:: Aim of the exercise ::
You are to retype all of the data exactly as it appears.

:: Dataset records ::
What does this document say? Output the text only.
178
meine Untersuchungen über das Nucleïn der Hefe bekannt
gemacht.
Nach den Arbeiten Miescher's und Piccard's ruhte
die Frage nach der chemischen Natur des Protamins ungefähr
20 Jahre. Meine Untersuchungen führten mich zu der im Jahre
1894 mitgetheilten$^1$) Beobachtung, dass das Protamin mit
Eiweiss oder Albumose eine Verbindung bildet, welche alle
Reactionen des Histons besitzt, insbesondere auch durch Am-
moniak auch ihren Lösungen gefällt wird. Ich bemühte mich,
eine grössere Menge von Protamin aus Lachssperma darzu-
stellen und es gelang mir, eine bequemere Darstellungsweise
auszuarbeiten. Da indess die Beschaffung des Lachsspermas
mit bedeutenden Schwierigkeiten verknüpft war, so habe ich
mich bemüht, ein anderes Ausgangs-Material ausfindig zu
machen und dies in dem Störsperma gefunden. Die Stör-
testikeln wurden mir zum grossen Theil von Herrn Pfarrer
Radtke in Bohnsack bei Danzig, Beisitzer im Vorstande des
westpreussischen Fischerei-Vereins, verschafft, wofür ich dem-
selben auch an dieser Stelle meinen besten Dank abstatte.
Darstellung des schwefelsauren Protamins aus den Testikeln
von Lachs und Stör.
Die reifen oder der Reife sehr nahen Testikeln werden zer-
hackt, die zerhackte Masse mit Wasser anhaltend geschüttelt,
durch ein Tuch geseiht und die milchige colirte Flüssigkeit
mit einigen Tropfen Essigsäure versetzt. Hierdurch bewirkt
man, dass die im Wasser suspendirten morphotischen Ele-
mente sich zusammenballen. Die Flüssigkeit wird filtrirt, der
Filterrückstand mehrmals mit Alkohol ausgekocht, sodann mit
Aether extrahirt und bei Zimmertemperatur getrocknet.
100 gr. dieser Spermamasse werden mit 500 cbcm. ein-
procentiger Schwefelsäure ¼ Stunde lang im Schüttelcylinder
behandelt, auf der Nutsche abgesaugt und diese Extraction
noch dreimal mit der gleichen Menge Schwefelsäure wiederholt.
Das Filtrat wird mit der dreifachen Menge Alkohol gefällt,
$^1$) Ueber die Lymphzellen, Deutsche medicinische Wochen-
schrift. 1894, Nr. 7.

:: Output for this exercise ::
What does this document say? Output the text only.
178
meine Untersuchungen über das Nucleïn der Hefe bekannt
gemacht.
Nach den Arbeiten Miescher's und Piccard's ruhte
die Frage nach der chemischen Natur des Protamins ungefähr
20 Jahre. Meine Untersuchungen führten mich zu der im Jahre
1894 mitgetheilten$^1$) Beobachtung, dass das Protamin mit
Eiweiss oder Albumose eine Verbindung bildet, welche alle
Reactionen des Histons besitzt, insbesondere auch durch Am-
moniak auch ihren Lösungen gefällt wird. Ich bemühte mich,
eine grössere Menge von Protamin aus Lachssperma darzu-
stellen und es gelang mir, eine bequemere Darstellungsweise
auszuarbeiten. Da indess die Beschaffung des Lachsspermas
mit bedeutenden Schwierigkeiten verknüpft war, so habe ich
mich bemüht, ein anderes Ausgangs-Material ausfindig zu
machen und dies in dem Störsperma gefunden. Die Stör-
testikeln wurden mir zum grossen Theil von Herrn Pfarrer
Radtke in Bohnsack bei Danzig, Beisitzer im Vorstande des
westpreussischen Fischerei-Vereins, verschafft, wofür ich dem-
selben auch an dieser Stelle meinen besten Dank abstatte.
Darstellung des schwefelsauren Protamins aus den Testikeln
von Lachs und Stör.
Die reifen oder der Reife sehr nahen Testikeln werden zer-
hackt, die zerhackte Masse mit Wasser anhaltend geschüttelt,
durch ein Tuch geseiht und die milchige colirte Flüssigkeit
mit einigen Tropfen Essigsäure versetzt. Hierdurch bewirkt
man, dass die im Wasser suspendirten morphotischen Ele-
mente sich zusammenballen. Die Flüssigkeit wird filtrirt, der
Filterrückstand mehrmals mit Alkohol ausgekocht, sodann mit
Aether extrahirt und bei Zimmertemperatur getrocknet.
100 gr. dieser Spermamasse werden mit 500 cbcm. ein-
procentiger Schwefelsäure ¼ Stunde lang im Schüttelcylinder
behandelt, auf der Nutsche abgesaugt und diese Extraction
noch dreimal mit der gleichen Menge Schwefelsäure wiederholt.
Das Filtrat wird mit der dreifachen Menge Alkohol gefällt,
$^1$) Ueber die Lymphzellen, Deutsche medicinische Wochen-
schrift. 1894, Nr. 7.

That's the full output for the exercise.